### EXERCICE COURT A
Mettez dans une liste JSON de chaînes, à raison d'une chaîne par ligne et sans les lignes vides, toutes les lignes du jeu de données depuis celle qui contient "candle-body [469, 328, 471, 335]" jusqu'à celle qui contient "macd-histogram-bar [276, 512, 279, 513]", ces deux lignes comprises.

### EXTRAIT PRÉSENTÉ

--------------------------------

Un taux final de descendance qui assurerait la stationnarité d’une population, hors migrations, peut être appréhendé en effet, à l’instar d’un taux net de reproduction, en prenant en compte deux éléments assez faciles à mesurer :

- d’une part un « taux de masculinité » qui tient compte de ce que l’on recense dans tous les pays à toutes les époques, un peu plus de naissances masculines que féminines à un taux presque invariable, autour de 1,07 ;

- d’autre part, la probabilité pour une femme d’être encore en vie à l’âge moyen de la procréation dans la population considérée. À la différence du précédent, ce facteur est évidemment variable dans le temps et dans l’espace, suivant les conditions sanitaires des pays. Aussi, aujourd’hui, le taux final de descendance est encore de 3,3 environ dans certains pays d’Afrique subsaharienne, mais seulement de 2,1 dans les pays les plus développés, où la mortalité infantile est devenue statistiquement très faible, si bien qu’environ 99% des femmes vivent encore à l’âge moyen des maternités, qui est proche de 30 ans.

--------------------------------

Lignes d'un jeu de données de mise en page
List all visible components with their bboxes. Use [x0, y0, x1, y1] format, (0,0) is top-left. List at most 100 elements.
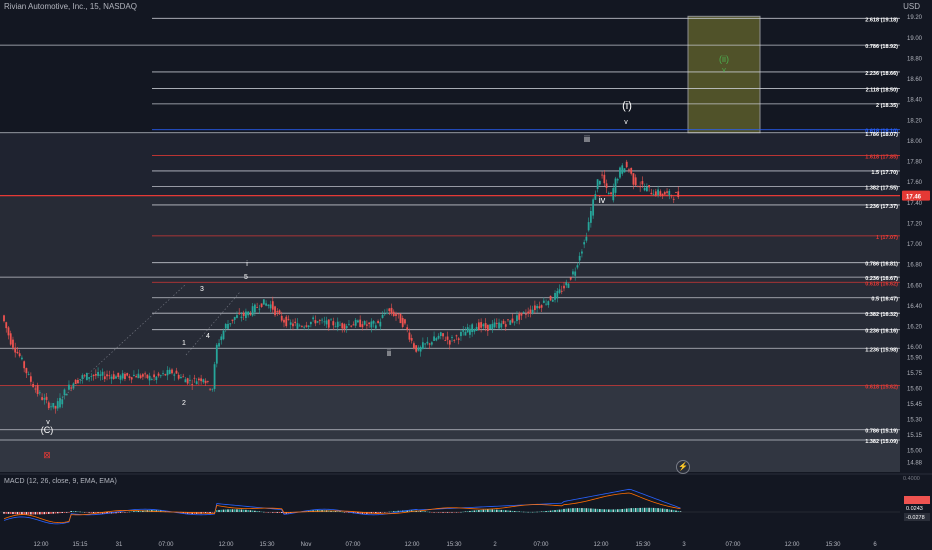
candle-body [469, 328, 471, 335]
candle-body [343, 324, 346, 330]
candle-body [59, 397, 61, 408]
fib-label: 1.618 (17.85) [865, 154, 898, 160]
candle-body [404, 319, 406, 324]
macd-histogram-bar [207, 512, 209, 514]
candle-body [381, 314, 384, 318]
macd-histogram-bar [455, 512, 458, 513]
candle-body [173, 374, 176, 376]
macd-histogram-bar [52, 512, 55, 514]
candle-body [16, 351, 19, 354]
candle-body [77, 379, 79, 384]
candle-body [213, 364, 216, 389]
macd-histogram-bar [473, 510, 476, 512]
candle-body [245, 311, 247, 318]
macd-histogram-bar [381, 512, 384, 513]
macd-histogram-bar [68, 512, 70, 513]
candle-body [256, 307, 259, 309]
wave-label: v [722, 67, 726, 74]
macd-histogram-bar [540, 511, 543, 512]
candle-body [424, 343, 427, 345]
macd-histogram-bar [240, 509, 243, 512]
y-tick-label: 18.80 [907, 56, 923, 62]
candle-body [325, 320, 328, 325]
candle-body [195, 381, 198, 385]
candle-body [448, 340, 451, 345]
candle-body [460, 331, 462, 337]
candle-body [511, 318, 514, 323]
candle-body [81, 375, 84, 379]
macd-histogram-bar [442, 512, 444, 513]
candle-body [502, 320, 505, 324]
candle-body [578, 255, 581, 261]
upper-zone [0, 132, 900, 196]
candle-body [587, 222, 590, 231]
y-tick-label: 16.20 [907, 325, 923, 331]
candle-body [408, 332, 411, 340]
macd-histogram-bar [276, 512, 279, 513]
macd-histogram-bar [345, 512, 348, 513]
fib-label: 0.236 (16.16) [865, 329, 898, 335]
macd-histogram-bar [639, 507, 641, 512]
candle-body [525, 313, 527, 315]
y-tick-label: 15.00 [907, 448, 923, 454]
macd-histogram-bar [72, 511, 75, 512]
fib-label: 2.618 (19.18) [865, 17, 898, 23]
candle-body [451, 337, 453, 338]
x-tick-label: 07:00 [533, 542, 549, 548]
macd-histogram-bar [354, 512, 357, 514]
macd-tag [904, 496, 930, 504]
fib-label: 1.236 (17.37) [865, 204, 898, 210]
chart-title: Rivian Automotive, Inc., 15, NASDAQ [4, 2, 137, 11]
candle-body [175, 370, 178, 374]
macd-histogram-bar [672, 510, 675, 512]
candle-body [106, 374, 108, 377]
candle-body [547, 301, 550, 306]
candle-body [386, 312, 388, 314]
macd-histogram-bar [36, 512, 39, 515]
wave-label: iv [599, 195, 606, 205]
x-tick-label: 15:30 [825, 542, 841, 548]
candle-body [61, 399, 64, 405]
macd-histogram-bar [612, 509, 615, 512]
candle-body [504, 324, 507, 327]
last-price-tag [902, 190, 930, 201]
candle-body [563, 285, 565, 289]
macd-histogram-bar [204, 512, 207, 514]
macd-histogram-bar [50, 512, 52, 514]
macd-histogram-bar [491, 509, 494, 512]
candle-body [672, 198, 675, 200]
macd-histogram-bar [341, 511, 344, 513]
macd-histogram-bar [616, 509, 619, 512]
y-tick-label: 17.60 [907, 180, 923, 186]
macd-histogram-bar [585, 508, 588, 512]
macd-histogram-bar [133, 511, 135, 512]
candle-body [399, 313, 402, 324]
x-tick-label: 07:00 [725, 542, 741, 548]
candle-body [260, 303, 263, 307]
candle-body [115, 376, 117, 379]
lightning-icon[interactable]: ⚡ [676, 460, 690, 474]
candle-body [374, 325, 377, 329]
candle-body [242, 312, 245, 316]
macd-histogram-bar [670, 509, 673, 512]
macd-histogram-bar [272, 512, 274, 513]
candle-body [542, 300, 545, 303]
macd-histogram-bar [375, 512, 377, 514]
candle-body [545, 303, 547, 305]
macd-histogram-bar [184, 512, 187, 514]
candle-body [233, 316, 236, 320]
candle-body [610, 192, 612, 195]
macd-histogram-bar [453, 512, 456, 513]
wave-label: (C) [41, 425, 54, 435]
macd-histogram-bar [117, 512, 120, 514]
candle-body [296, 323, 299, 329]
macd-histogram-bar [7, 512, 10, 514]
candle-body [34, 388, 37, 390]
macd-histogram-bar [471, 510, 473, 512]
candle-body [9, 333, 12, 345]
candle-body [258, 308, 261, 310]
wave-label: 3 [200, 286, 204, 293]
macd-histogram-bar [139, 510, 142, 512]
candle-body [94, 373, 97, 376]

--------------------------------

### EXERCICE COURT B
Restituez à l'identique le passage de l'extrait sur le taux final de descendance, depuis "- d’une part un" jusqu'à "proche de 30 ans.".

### RÉPONSE RÉDIGÉE A
[
  "candle-body [469, 328, 471, 335]",
  "candle-body [343, 324, 346, 330]",
  "candle-body [59, 397, 61, 408]",
  "fib-label: 1.618 (17.85) [865, 154, 898, 160]",
  "candle-body [404, 319, 406, 324]",
  "macd-histogram-bar [207, 512, 209, 514]",
  "candle-body [381, 314, 384, 318]",
  "macd-histogram-bar [455, 512, 458, 513]",
  "candle-body [173, 374, 176, 376]",
  "macd-histogram-bar [52, 512, 55, 514]",
  "candle-body [16, 351, 19, 354]",
  "candle-body [77, 379, 79, 384]",
  "candle-body [213, 364, 216, 389]",
  "macd-histogram-bar [473, 510, 476, 512]",
  "candle-body [245, 311, 247, 318]",
  "macd-histogram-bar [381, 512, 384, 513]",
  "macd-histogram-bar [68, 512, 70, 513]",
  "candle-body [256, 307, 259, 309]",
  "wave-label: v [722, 67, 726, 74]",
  "macd-histogram-bar [540, 511, 543, 512]",
  "candle-body [424, 343, 427, 345]",
  "macd-histogram-bar [240, 509, 243, 512]",
  "y-tick-label: 18.80 [907, 56, 923, 62]",
  "candle-body [325, 320, 328, 325]",
  "candle-body [195, 381, 198, 385]",
  "candle-body [448, 340, 451, 345]",
  "candle-body [460, 331, 462, 337]",
  "candle-body [511, 318, 514, 323]",
  "candle-body [81, 375, 84, 379]",
  "macd-histogram-bar [442, 512, 444, 513]",
  "candle-body [502, 320, 505, 324]",
  "candle-body [578, 255, 581, 261]",
  "upper-zone [0, 132, 900, 196]",
  "candle-body [587, 222, 590, 231]",
  "y-tick-label: 16.20 [907, 325, 923, 331]",
  "candle-body [408, 332, 411, 340]",
  "macd-histogram-bar [276, 512, 279, 513]"
]

### RÉPONSE RÉDIGÉE B
- d’une part un « taux de masculinité » qui tient compte de ce que l’on recense dans tous les pays à toutes les époques, un peu plus de naissances masculines que féminines à un taux presque invariable, autour de 1,07 ;

- d’autre part, la probabilité pour une femme d’être encore en vie à l’âge moyen de la procréation dans la population considérée. À la différence du précédent, ce facteur est évidemment variable dans le temps et dans l’espace, suivant les conditions sanitaires des pays. Aussi, aujourd’hui, le taux final de descendance est encore de 3,3 environ dans certains pays d’Afrique subsaharienne, mais seulement de 2,1 dans les pays les plus développés, où la mortalité infantile est devenue statistiquement très faible, si bien qu’environ 99% des femmes vivent encore à l’âge moyen des maternités, qui est proche de 30 ans.